> [INSTRUCTIONS FOR THE TASK]: Below are some records; return each one exactly.

> [RECORD EXTRACTS]:
>>>

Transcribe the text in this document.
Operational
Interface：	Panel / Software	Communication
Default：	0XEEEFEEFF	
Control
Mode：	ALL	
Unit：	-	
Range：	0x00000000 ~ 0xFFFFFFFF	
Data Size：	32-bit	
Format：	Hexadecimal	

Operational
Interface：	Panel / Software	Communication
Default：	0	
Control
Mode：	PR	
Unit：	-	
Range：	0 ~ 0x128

<<<

> [FINISHED TASK]:
Transcribe the text in this document.
Operational
Interface：	Panel / Software	Communication
Default：	0XEEEFEEFF	
Control
Mode：	ALL	
Unit：	-	
Range：	0x00000000 ~ 0xFFFFFFFF	
Data Size：	32-bit	
Format：	Hexadecimal	

Operational
Interface：	Panel / Software	Communication
Default：	0	
Control
Mode：	PR	
Unit：	-	
Range：	0 ~ 0x128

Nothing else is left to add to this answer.